GIVEN EXERCISE ▸ Extract all lines that hold the string "warp".

**** DATA EXCERPTS

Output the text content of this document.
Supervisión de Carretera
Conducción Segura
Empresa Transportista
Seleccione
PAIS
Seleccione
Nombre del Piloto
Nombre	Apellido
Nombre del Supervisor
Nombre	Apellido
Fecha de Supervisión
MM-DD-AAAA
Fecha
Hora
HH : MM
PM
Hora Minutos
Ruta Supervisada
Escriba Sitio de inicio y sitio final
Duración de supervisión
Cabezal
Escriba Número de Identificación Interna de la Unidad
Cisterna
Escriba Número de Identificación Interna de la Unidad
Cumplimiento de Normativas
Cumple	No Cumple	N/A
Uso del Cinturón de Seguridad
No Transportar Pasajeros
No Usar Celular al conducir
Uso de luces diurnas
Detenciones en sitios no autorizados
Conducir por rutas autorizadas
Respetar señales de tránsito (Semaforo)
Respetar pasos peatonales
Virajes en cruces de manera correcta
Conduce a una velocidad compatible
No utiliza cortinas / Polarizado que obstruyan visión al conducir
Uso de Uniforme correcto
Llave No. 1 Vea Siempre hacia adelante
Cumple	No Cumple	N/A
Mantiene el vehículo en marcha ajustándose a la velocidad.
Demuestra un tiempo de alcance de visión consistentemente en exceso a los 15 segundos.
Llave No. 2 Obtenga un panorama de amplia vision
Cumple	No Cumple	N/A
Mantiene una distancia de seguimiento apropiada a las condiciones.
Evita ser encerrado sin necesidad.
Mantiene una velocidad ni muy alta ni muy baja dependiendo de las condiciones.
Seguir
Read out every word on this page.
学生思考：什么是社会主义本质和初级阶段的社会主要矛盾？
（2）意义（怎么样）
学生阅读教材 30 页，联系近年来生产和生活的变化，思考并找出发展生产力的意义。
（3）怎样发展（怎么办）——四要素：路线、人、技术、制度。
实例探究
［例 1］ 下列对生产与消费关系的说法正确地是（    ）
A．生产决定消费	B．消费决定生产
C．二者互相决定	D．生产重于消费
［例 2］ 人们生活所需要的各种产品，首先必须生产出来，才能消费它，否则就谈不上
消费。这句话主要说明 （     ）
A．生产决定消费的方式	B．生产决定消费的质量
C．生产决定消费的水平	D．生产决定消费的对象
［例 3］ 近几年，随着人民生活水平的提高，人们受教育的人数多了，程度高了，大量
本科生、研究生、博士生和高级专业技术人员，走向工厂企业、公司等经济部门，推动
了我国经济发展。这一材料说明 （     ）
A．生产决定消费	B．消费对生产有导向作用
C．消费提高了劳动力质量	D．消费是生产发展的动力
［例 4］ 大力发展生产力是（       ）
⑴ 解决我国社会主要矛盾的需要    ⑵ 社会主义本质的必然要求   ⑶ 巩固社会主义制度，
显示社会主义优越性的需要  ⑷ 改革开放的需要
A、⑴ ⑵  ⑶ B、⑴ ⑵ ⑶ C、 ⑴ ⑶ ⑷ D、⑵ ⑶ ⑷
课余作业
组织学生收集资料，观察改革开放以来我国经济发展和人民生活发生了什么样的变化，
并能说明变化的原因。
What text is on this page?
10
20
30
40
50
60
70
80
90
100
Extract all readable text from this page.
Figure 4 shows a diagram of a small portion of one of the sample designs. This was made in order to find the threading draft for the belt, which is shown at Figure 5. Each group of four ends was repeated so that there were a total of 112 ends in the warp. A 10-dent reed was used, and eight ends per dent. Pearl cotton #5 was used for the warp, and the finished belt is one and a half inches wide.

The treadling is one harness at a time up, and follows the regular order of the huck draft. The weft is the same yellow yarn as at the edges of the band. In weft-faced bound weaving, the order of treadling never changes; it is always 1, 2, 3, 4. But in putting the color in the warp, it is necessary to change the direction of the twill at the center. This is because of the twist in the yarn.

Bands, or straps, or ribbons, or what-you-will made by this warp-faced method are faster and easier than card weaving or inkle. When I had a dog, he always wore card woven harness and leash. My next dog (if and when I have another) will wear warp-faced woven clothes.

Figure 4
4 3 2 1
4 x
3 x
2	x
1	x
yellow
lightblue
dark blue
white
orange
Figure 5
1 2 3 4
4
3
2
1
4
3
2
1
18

********

RESULT FOR THIS TASK ▸
Figure 4 shows a diagram of a small portion of one of the sample designs. This was made in order to find the threading draft for the belt, which is shown at Figure 5. Each group of four ends was repeated so that there were a total of 112 ends in the warp. A 10-dent reed was used, and eight ends per dent. Pearl cotton #5 was used for the warp, and the finished belt is one and a half inches wide.
The treadling is one harness at a time up, and follows the regular order of the huck draft. The weft is the same yellow yarn as at the edges of the band. In weft-faced bound weaving, the order of treadling never changes; it is always 1, 2, 3, 4. But in putting the color in the warp, it is necessary to change the direction of the twill at the center. This is because of the twist in the yarn.
Bands, or straps, or ribbons, or what-you-will made by this warp-faced method are faster and easier than card weaving or inkle. When I had a dog, he always wore card woven harness and leash. My next dog (if and when I have another) will wear warp-faced woven clothes.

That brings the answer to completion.